TEXT TO READ
◇ ◇ ◇ ◇

[patch] nfsd optimizations for test10 (yet another try)

From: "Ying Chen/Almaden/IBM" <ying@almaden.ibm.com>
To: Neil Brown <neilb@cse.unsw.edu.au>
Cc: nfs@lists.sourceforge.net, linux-kernel@vger.kernel.org,
	torvalds@transmeta.com
Subject: [patch] nfsd optimizations for test10 (yet another try)
Date: Mon, 13 Nov 2000 11:27:16 -0800	[thread overview]
Message-ID: <OFB2A828E7.5957A248-ON88256996.0062F4A5@LocalDomain> (raw)


Neil,

Here is a set of fixes and answers to you questions/points. The new patch
was tested in my own environment again and worked fine.


1/ Why did you change nfsd_busy into an atomic_t?  It is only ever
   used or updated inside the Big-Kernel-Lock, so it doesn't need
   to be atomic.

I think I described why this was there in the previous email.

2/ Your new nfsd_racache_init always allocates a new cache, were as
   the current one checks first to see if it has already been
   allocated.
   This is important because it is quite legal to run "rpc.nfsd"
   multiple times.  Subsequent invocations serve to change the number
   of nfsd threads running.

Fixed.


3/ You currently allocate a single slab of memory for all of the
   "struct raparms".  Admittedly this is what the old code did, but I
   don't think that it is really necessary, and calling kmalloc
   multiple times would work just a well and would (arguably) be
   clearer.

Changed to use kmalloc.


4/ small point:  you added a hash table as the comment suggests might
   be needed, but you didn't change the comment accordingly:-)

Fixed (but didn't add much comment since it seems to be so
straight-forward).

5/ the calls to spin_lock/spin_unlock in nfsd_racache_init seem
   pointless. At this point, nothing else could possibly be accessing
   the racache, and if it was you would have even bigger problems.
   ditto for nfsd_racache_shutdown

Fixed.

6/ The lru list is now a list.h list, but the hash lists aren't.  Why
   is that?

Fixed.

7/ The old code kept a 'use' count for each cache entry to make sure
   that an entry was not reused while it was in use.  You have dropped
   this.  Now because of the lru ordering, and because each thread can
   use at most one entry, you wont have a problem if there are more
   cache entries than threads, and you currently have 2048 entries
   configured which is greater than NFSD_MAXSERVS.  However I think it
   would be best if this dependancy were made explicit.
   Maybe the call to nfsd_racache_init should tell the racache how
   many threads are being started, and nfsd_racache_init should record
   how many cache entries have been alloced, and it could alloc some
   more if needed.

◇ ◇ ◇ ◇

INSTRUCTION 1
Which email addresses appear in the header of the nfsd patch email? List every one.
INSTRUCTION 2
Can you echo the nfsd patch email from "Changed to use" down to "the comment accordingly:-)"?
INSTRUCTION 3
What comes next in the nfsd patch email? Continue it from its last line.

ENTRIES SUPPLIED
◇ ◇ ◇ ◇

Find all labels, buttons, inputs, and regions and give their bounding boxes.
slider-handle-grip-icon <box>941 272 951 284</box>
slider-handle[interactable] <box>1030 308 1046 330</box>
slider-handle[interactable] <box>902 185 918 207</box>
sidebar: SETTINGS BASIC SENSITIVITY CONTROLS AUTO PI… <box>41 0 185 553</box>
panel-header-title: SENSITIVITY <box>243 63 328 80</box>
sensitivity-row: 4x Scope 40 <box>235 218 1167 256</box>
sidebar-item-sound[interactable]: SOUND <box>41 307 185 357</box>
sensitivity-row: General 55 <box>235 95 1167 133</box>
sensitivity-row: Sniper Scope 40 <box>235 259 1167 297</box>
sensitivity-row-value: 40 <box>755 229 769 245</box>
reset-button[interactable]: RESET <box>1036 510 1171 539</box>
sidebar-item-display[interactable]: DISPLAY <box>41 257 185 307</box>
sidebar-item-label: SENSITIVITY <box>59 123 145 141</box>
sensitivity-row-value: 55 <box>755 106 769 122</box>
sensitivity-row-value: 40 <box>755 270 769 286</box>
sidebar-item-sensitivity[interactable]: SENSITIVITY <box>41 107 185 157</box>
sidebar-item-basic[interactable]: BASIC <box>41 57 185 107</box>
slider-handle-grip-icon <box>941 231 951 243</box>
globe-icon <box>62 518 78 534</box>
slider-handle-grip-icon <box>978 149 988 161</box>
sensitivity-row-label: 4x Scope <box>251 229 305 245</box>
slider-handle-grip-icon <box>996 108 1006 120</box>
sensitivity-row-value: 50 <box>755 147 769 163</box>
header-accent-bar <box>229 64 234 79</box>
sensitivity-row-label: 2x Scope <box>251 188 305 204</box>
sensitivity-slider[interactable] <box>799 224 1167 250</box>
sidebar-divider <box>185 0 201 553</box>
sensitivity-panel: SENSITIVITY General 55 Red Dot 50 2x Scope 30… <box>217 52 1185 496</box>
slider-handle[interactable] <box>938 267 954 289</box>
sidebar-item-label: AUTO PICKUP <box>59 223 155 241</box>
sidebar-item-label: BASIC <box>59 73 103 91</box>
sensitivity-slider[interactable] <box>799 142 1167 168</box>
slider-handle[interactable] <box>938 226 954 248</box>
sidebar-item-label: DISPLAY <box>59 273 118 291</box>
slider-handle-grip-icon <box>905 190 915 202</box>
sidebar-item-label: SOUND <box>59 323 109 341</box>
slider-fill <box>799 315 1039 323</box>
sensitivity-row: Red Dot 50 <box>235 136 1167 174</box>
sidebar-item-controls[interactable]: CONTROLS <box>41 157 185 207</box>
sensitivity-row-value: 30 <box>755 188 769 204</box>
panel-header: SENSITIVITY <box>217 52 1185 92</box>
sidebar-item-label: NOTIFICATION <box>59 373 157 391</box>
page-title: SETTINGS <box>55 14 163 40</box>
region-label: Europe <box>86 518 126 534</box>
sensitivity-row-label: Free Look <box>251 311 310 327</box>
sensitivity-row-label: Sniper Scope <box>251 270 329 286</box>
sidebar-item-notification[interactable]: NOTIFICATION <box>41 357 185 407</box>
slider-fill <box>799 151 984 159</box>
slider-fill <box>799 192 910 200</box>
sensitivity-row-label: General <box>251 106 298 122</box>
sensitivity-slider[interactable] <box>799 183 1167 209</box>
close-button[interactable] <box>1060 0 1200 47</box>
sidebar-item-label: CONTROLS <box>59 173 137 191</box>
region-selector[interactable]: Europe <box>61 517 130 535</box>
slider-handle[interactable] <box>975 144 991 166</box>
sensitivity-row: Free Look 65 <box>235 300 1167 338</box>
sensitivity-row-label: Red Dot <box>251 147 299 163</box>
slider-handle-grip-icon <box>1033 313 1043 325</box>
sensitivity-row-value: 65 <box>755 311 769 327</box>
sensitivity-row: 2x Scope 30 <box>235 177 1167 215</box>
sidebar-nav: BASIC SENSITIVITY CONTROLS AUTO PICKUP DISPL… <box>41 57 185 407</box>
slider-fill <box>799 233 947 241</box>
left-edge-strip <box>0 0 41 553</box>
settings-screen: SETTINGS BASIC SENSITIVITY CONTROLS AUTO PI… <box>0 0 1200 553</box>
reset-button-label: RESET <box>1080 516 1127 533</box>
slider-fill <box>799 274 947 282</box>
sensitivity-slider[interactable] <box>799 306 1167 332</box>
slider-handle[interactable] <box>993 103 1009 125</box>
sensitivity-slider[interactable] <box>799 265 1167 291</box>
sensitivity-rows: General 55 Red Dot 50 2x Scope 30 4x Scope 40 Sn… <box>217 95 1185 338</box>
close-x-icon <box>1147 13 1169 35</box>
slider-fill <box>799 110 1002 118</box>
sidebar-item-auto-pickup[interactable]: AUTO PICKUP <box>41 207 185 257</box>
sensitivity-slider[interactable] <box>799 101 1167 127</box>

◇ ◇ ◇ ◇

TASK RESPONSE 1
ying@almaden.ibm.com
neilb@cse.unsw.edu.au
nfs@lists.sourceforge.net
linux-kernel@vger.kernel.org
torvalds@transmeta.com

TASK RESPONSE 2
Changed to use kmalloc.


4/ small point:  you added a hash table as the comment suggests might
   be needed, but you didn't change the comment accordingly:-)

TASK RESPONSE 3
I'd disagree on creating dependancy between # of NFSD threads and cache
entries.
The # of cache entries is more a function of open/read files than anything
else.
Of course, you can argue that more NFSD threads could mean a larger # of
files, but
using a sensible number (like 2048) would suffice for a huge number of NFSD
threads.
In practice, more than several hundreds of NFSD threads will probably never
happen, even on
large SMPs. Also, since 2048 entries really do not take much memory (couple
of hundred KBs),
it seems to be ok to simply go with it.

8/ I would like the stats collected to tell me a bit more about what
   was going on.  If find simple hit/miss numbers nearly useless, as
   you expect many lookups to be misses anyway (first time a file is
   accessed) but you don't know what percentage.
   As a first approximation, I would like to only count a miss if the
   seek address was > 0.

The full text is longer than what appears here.